What you should do —
Are you able to quote each entry exactly as written?

Dataset records:
####

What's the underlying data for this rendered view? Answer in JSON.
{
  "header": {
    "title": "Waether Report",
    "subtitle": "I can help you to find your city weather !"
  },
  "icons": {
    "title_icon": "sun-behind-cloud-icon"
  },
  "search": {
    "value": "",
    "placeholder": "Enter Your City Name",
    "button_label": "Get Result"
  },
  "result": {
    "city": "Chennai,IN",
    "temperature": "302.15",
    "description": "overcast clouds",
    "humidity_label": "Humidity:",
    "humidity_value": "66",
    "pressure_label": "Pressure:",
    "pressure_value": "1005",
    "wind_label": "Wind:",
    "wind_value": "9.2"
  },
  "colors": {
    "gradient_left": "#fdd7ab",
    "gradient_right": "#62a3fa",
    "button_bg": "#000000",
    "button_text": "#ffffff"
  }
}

####

Result of this exercise —
What's the underlying data for this rendered view? Answer in JSON.
{
  "header": {
    "title": "Waether Report",
    "subtitle": "I can help you to find your city weather !"
  },
  "icons": {
    "title_icon": "sun-behind-cloud-icon"
  },
  "search": {
    "value": "",
    "placeholder": "Enter Your City Name",
    "button_label": "Get Result"
  },
  "result": {
    "city": "Chennai,IN",
    "temperature": "302.15",
    "description": "overcast clouds",
    "humidity_label": "Humidity:",
    "humidity_value": "66",
    "pressure_label": "Pressure:",
    "pressure_value": "1005",
    "wind_label": "Wind:",
    "wind_value": "9.2"
  },
  "colors": {
    "gradient_left": "#fdd7ab",
    "gradient_right": "#62a3fa",
    "button_bg": "#000000",
    "button_text": "#ffffff"
  }
}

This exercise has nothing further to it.